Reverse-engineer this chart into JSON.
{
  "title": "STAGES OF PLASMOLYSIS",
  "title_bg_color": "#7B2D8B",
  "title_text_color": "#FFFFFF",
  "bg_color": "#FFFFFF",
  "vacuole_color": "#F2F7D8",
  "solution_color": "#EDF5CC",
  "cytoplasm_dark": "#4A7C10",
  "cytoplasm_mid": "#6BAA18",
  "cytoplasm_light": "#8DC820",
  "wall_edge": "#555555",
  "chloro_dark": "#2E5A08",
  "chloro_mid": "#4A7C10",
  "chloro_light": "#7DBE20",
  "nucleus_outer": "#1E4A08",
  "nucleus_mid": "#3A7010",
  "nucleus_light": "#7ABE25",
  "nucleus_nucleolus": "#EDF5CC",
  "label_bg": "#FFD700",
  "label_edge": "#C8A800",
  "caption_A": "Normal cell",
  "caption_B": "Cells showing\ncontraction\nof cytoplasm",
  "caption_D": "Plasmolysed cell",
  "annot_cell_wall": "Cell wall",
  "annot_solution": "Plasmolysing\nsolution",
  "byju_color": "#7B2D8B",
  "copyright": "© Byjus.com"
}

YOUR GOAL
From the listing above, copy every line that includes the word "FFFFFF".

RESPONSE FOR THIS EXERCISE
  "title_text_color": "#FFFFFF",
  "bg_color": "#FFFFFF",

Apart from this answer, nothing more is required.